Stated goal: Read the material below. Count the lines containing "muertos" and give that count alone.
※ ※ ※
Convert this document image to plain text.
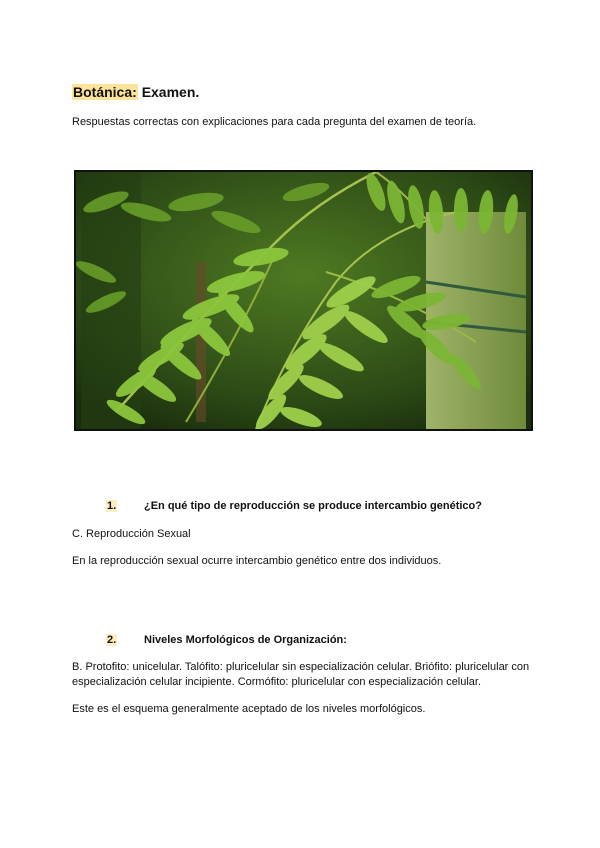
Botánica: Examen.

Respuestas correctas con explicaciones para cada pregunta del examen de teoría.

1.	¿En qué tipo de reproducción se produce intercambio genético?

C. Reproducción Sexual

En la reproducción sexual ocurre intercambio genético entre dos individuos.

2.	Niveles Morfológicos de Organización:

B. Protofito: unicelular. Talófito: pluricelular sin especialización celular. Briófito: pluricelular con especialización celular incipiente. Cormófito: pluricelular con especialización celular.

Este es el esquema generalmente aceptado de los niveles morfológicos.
※ ※ ※
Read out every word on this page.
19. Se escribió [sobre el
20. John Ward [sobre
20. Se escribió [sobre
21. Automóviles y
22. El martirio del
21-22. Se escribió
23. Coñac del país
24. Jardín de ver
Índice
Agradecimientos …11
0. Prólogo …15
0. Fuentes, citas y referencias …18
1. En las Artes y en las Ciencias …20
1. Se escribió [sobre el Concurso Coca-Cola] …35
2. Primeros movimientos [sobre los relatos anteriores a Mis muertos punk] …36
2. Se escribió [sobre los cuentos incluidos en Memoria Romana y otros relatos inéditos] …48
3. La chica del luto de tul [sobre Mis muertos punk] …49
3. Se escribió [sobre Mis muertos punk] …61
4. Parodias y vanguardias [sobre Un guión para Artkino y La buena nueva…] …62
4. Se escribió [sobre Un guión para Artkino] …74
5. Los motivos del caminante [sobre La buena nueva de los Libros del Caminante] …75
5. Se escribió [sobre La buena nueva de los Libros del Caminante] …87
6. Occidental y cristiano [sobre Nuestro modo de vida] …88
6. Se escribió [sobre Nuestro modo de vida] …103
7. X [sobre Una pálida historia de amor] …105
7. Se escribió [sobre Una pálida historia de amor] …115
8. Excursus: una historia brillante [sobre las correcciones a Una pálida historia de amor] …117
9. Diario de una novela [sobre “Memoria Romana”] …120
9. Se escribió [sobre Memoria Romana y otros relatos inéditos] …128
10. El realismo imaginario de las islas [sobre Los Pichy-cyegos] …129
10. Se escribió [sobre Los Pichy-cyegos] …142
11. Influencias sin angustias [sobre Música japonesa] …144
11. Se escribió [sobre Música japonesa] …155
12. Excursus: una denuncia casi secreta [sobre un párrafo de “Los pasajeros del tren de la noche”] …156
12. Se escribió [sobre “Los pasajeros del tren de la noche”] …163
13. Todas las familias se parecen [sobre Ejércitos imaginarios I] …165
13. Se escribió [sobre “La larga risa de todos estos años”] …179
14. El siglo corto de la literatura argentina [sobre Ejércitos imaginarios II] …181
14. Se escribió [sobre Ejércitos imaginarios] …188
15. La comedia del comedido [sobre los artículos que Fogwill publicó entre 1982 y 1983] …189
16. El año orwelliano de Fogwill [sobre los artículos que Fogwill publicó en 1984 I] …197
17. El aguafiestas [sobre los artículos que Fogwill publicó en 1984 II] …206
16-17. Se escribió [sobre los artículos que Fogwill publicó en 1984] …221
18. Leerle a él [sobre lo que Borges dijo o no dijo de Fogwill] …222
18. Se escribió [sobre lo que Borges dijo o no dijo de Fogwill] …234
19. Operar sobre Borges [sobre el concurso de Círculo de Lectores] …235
※ ※ ※
Solution to this task: 3